* _Selected text_:
<<<<

AFGE Local 1206 filed a grievance on the member’s behalf, alleging that the VA had violated its own handbook and policies, and AFGE Legal Rights Attorney Michael Pazder represented the case at arbitration. The VA Handbook says a director’s decision on a promotion following Board action is final, so HR did not have the right to reverse the decision since it was never brought back to the Board or the director for reconsideration. VA policy also makes clear that Hybrid Title 38 employees can be promoted beyond the full performance level of their position based on their qualifications and experience if so determined by the Board, as was the case here.
The agency refused to correct this when notified, claiming the Board had erred in approving the promotion and that processing an allegedly unwarranted promotion would “unjustly enrich” the employee. Testimony at the hearing revealed that HR personnel, and the director who now said his decision was incorrect even though he never formally reversed it, have an astonishing lack of knowledge of VA policies and how promotions are supposed to work for Hybrid Title 38 employees vs. Title 5 employees.
The employee will be retroactively promoted with back pay, including any subsequent step increases she would have received had the promotion been implemented at the time.

BOP FAILURE TO FILL MISSION CRITICIAL POSTS VIOLATES MASTER AGREEMENT
The Bureau of Prisons Federal Correctional Institution in Talladega, Ala., improperly vacated mission critical posts in violation of the Master Agreement between the agency and AFGE, an arbitrator has ruled.
Between 2004 and 2005, BOP instituted the “Mission Critical Roster” program, under which prisons were supposed to place posts on the roster only if they were mission critical. This resulted in a substantial reduction in the number of staffed posts at various prisons. However, even with this reduced number of posts, BOP regularly failed to fill mission critical posts at various facilities, including FCI Talladega.
Local 3844 believed the prison was penny pinching and didn’t want to pay Correctional Officers overtime to fill the positions. The Local filed a grievance, arguing that the failure to fill a mission critical post without good cause violated Article 27 of the Master Agreement, which requires BOP to reduce the inherent hazards of a correctional environment to the lowest level possible without relinquishing any management rights.
AFGE Assistant General Counsel Matthew Milledge represented the Local at the arbitration hearing, where the agency raised a number of procedural and substantive arguments that were struck down by the arbitrator. The arbitrator agreed with AFGE’s argument that Article 27 prevents the BOP from vacating posts without good cause and found that none existed. The arbitrator ordered the agency to pay overtime to any employee who would have received it but for the agency’s violation of the Master Agreement.
D.C. EMPLOYEE WINS REINSTATEMENT, BACK PAY AFTER WRONGFUL REMOVAL
A D.C. Department of Consumer and Regulatory Affairs employee who had been removed without just cause in 2007 finally has been reinstated with full back pay and other entitlements, thanks to dedicated representation of AFGE Assistant General Counsel Leisha Self. An arbitrator in 2009 ruled that the employee, a member of AFGE Local 2725, had been removed improperly but left the remedy up to both parties to settle. DCRA appealed the case at this point, resulting in a long delay for the employee for a remedy.

>>>>

* _Extracted material_:

<<<<

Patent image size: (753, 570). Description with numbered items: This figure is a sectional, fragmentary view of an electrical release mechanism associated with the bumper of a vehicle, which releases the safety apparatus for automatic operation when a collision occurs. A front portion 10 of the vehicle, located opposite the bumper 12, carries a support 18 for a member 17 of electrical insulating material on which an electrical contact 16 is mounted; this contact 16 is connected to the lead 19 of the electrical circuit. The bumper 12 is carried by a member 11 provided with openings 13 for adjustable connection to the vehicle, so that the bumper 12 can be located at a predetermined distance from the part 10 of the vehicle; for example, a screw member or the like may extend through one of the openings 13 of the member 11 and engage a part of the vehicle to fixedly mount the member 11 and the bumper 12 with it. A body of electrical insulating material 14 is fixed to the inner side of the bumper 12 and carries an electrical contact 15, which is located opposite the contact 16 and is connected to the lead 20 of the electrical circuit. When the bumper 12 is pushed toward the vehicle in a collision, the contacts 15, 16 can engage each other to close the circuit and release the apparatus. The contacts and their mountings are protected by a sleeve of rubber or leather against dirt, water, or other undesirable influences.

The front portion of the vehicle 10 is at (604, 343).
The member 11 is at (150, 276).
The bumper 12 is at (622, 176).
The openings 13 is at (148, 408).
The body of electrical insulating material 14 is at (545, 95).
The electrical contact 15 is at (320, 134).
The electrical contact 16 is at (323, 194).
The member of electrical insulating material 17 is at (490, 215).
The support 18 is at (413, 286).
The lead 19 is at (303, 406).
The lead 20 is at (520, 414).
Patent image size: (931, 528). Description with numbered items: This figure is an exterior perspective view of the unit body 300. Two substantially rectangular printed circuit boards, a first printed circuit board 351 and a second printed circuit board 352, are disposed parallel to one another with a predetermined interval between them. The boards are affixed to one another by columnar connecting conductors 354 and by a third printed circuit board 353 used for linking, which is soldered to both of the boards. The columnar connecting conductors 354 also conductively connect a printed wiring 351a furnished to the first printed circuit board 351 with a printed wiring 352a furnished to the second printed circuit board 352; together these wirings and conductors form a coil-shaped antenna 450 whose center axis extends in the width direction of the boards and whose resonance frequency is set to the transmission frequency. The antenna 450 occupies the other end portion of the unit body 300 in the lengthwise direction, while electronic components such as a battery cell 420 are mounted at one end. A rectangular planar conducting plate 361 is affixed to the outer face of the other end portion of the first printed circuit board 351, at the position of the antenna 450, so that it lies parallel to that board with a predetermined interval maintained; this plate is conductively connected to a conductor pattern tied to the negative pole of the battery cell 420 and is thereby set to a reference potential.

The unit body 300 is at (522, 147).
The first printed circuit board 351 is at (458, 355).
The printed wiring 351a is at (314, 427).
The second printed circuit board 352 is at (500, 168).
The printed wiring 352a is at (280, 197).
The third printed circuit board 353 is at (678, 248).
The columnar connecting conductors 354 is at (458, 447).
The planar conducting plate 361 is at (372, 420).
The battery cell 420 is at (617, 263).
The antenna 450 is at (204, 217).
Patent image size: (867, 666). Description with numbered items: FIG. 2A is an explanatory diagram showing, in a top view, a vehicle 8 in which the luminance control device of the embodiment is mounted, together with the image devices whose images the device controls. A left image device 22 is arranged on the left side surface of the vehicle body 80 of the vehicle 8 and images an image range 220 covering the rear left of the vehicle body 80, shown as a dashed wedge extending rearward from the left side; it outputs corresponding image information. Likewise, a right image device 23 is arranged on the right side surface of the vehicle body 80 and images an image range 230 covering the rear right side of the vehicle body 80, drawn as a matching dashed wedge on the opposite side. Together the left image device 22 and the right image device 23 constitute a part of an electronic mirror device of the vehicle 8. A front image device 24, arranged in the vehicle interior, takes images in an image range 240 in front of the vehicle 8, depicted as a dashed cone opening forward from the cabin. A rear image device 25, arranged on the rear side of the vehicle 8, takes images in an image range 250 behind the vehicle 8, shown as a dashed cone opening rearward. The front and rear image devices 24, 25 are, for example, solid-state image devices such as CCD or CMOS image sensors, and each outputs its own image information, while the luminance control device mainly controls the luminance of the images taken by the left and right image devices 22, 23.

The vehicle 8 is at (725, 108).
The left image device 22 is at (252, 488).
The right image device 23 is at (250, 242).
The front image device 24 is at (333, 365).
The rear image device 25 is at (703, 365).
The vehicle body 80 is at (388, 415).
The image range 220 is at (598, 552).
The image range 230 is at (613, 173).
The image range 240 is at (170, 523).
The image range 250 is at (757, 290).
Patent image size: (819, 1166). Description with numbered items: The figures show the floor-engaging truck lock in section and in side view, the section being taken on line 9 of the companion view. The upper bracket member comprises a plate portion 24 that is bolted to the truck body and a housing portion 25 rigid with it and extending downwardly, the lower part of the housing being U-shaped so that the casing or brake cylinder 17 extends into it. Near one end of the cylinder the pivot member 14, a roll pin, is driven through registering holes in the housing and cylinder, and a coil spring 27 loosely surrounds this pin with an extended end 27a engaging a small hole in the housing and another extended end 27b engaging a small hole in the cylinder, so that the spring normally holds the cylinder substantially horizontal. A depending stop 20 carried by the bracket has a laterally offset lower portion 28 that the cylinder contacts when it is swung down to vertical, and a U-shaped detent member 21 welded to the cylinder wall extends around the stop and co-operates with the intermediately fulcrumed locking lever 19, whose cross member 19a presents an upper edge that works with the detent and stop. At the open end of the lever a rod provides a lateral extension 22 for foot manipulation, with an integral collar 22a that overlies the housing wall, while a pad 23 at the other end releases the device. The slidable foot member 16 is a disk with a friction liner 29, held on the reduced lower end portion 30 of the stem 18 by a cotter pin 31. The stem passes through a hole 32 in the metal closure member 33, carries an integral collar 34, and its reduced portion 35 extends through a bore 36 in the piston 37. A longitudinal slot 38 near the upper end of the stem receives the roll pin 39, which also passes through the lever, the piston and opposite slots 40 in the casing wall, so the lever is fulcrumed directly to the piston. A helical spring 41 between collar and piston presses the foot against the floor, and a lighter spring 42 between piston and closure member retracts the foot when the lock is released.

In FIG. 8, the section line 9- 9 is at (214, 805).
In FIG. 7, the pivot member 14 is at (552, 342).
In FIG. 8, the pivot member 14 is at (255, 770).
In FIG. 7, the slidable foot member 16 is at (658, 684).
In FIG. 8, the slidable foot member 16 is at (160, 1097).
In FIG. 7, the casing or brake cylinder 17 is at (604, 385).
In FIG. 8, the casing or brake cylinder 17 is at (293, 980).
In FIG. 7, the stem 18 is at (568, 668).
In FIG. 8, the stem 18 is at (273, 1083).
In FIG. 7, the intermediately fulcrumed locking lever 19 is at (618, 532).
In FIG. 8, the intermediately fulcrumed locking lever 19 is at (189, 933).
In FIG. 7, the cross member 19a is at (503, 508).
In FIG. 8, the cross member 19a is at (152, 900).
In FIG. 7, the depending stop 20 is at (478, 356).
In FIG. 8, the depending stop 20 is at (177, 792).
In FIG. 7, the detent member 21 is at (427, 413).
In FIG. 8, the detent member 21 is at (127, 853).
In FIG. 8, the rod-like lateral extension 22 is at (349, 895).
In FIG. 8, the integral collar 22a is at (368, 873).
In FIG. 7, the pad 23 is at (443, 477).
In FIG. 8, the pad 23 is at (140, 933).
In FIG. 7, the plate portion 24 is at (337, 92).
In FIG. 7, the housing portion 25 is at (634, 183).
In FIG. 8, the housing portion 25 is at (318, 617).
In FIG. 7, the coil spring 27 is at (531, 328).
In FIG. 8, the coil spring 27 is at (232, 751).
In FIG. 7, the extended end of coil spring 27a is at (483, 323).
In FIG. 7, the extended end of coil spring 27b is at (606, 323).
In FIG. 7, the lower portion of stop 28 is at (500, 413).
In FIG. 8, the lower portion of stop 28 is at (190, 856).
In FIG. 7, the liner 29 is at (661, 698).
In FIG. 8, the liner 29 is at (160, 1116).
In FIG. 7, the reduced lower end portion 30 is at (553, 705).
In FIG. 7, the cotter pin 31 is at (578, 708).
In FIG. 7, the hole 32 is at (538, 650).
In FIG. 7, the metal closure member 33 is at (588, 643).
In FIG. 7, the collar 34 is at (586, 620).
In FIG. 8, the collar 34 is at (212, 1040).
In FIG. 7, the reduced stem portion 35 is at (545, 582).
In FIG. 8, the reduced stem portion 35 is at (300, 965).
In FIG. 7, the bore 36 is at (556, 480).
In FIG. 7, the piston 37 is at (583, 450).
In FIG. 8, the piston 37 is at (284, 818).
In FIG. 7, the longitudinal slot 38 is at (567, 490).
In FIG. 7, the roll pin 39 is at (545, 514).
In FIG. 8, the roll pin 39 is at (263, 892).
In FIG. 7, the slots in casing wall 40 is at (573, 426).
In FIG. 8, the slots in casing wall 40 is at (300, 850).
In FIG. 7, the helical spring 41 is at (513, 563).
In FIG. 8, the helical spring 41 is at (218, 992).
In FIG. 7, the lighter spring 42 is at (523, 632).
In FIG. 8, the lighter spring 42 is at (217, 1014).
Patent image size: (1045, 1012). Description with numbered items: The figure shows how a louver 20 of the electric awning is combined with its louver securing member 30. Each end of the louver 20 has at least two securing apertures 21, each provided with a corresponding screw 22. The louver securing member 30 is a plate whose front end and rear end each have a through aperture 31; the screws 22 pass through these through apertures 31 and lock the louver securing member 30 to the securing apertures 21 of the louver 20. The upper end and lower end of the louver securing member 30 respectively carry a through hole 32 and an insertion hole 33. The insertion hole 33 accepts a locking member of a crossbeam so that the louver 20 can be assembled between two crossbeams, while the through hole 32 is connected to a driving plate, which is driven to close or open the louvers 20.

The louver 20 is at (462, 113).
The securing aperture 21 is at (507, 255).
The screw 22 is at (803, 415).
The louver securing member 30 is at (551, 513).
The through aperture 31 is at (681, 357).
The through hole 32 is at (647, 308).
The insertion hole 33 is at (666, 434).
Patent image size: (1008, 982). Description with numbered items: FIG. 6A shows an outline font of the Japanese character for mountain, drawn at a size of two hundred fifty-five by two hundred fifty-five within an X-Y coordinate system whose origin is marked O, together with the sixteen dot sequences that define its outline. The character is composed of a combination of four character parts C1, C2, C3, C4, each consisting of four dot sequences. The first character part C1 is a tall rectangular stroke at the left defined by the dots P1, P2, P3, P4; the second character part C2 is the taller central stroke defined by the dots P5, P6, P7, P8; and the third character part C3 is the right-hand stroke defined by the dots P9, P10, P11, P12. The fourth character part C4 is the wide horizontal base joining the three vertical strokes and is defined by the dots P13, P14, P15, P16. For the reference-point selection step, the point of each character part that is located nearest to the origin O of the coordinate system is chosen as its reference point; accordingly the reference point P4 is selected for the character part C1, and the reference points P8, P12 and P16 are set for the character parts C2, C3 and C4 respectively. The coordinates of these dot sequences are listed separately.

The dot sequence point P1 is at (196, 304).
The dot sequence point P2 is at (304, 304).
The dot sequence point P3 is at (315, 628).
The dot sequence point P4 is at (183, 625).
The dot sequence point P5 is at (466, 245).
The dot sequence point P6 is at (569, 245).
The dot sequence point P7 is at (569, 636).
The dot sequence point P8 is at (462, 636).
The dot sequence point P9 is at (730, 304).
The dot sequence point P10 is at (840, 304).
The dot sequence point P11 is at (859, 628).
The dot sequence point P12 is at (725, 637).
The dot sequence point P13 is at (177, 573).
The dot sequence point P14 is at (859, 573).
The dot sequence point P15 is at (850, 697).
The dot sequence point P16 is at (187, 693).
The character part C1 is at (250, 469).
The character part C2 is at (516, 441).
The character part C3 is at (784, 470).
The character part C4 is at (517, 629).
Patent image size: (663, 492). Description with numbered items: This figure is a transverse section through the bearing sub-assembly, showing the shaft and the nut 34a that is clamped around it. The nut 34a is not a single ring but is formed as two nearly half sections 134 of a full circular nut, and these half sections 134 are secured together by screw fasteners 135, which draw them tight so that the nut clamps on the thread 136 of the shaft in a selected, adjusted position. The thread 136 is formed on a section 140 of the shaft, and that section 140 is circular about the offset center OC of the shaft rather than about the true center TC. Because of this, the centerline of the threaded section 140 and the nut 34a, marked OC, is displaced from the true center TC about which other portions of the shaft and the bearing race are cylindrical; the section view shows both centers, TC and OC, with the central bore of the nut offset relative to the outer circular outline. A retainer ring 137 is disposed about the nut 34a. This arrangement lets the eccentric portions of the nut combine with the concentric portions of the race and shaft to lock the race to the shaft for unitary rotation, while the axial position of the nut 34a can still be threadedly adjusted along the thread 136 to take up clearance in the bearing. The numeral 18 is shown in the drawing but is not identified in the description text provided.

>>>>

* _Work item 1_:
According to the case summaries, which AFGE Local filed the grievance over FCI Talladega's failure to fill mission critical posts?
* _Work item 2_:
Reproduce the part of the case summaries starting with "Between 2004 and" and going on through "any management rights.".

* _Response 1_:
AFGE Local 3844 filed that grievance.

* _Response 2_:
Between 2004 and 2005, BOP instituted the “Mission Critical Roster” program, under which prisons were supposed to place posts on the roster only if they were mission critical. This resulted in a substantial reduction in the number of staffed posts at various prisons. However, even with this reduced number of posts, BOP regularly failed to fill mission critical posts at various facilities, including FCI Talladega.
Local 3844 believed the prison was penny pinching and didn’t want to pay Correctional Officers overtime to fill the positions. The Local filed a grievance, arguing that the failure to fill a mission critical post without good cause violated Article 27 of the Master Agreement, which requires BOP to reduce the inherent hazards of a correctional environment to the lowest level possible without relinquishing any management rights.